Work to do
Output the records. Match them exactly.

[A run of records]
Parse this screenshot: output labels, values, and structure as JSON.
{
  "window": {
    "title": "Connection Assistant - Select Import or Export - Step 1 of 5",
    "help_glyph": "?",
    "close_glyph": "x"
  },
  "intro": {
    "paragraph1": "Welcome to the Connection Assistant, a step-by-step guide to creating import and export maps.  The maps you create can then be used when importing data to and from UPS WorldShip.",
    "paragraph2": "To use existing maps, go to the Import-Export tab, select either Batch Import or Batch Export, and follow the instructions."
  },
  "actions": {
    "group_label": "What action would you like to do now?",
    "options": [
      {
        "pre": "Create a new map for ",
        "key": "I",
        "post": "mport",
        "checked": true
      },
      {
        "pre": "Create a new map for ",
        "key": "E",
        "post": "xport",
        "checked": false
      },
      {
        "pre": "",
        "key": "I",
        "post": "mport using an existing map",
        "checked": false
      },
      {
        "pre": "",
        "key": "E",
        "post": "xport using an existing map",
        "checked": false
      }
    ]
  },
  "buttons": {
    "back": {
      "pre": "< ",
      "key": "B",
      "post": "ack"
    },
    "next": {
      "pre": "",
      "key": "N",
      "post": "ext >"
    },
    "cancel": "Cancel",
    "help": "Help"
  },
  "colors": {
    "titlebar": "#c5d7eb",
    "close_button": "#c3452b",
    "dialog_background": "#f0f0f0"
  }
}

Exercise response
Parse this screenshot: output labels, values, and structure as JSON.
{
  "window": {
    "title": "Connection Assistant - Select Import or Export - Step 1 of 5",
    "help_glyph": "?",
    "close_glyph": "x"
  },
  "intro": {
    "paragraph1": "Welcome to the Connection Assistant, a step-by-step guide to creating import and export maps.  The maps you create can then be used when importing data to and from UPS WorldShip.",
    "paragraph2": "To use existing maps, go to the Import-Export tab, select either Batch Import or Batch Export, and follow the instructions."
  },
  "actions": {
    "group_label": "What action would you like to do now?",
    "options": [
      {
        "pre": "Create a new map for ",
        "key": "I",
        "post": "mport",
        "checked": true
      },
      {
        "pre": "Create a new map for ",
        "key": "E",
        "post": "xport",
        "checked": false
      },
      {
        "pre": "",
        "key": "I",
        "post": "mport using an existing map",
        "checked": false
      },
      {
        "pre": "",
        "key": "E",
        "post": "xport using an existing map",
        "checked": false
      }
    ]
  },
  "buttons": {
    "back": {
      "pre": "< ",
      "key": "B",
      "post": "ack"
    },
    "next": {
      "pre": "",
      "key": "N",
      "post": "ext >"
    },
    "cancel": "Cancel",
    "help": "Help"
  },
  "colors": {
    "titlebar": "#c5d7eb",
    "close_button": "#c3452b",
    "dialog_background": "#f0f0f0"
  }
}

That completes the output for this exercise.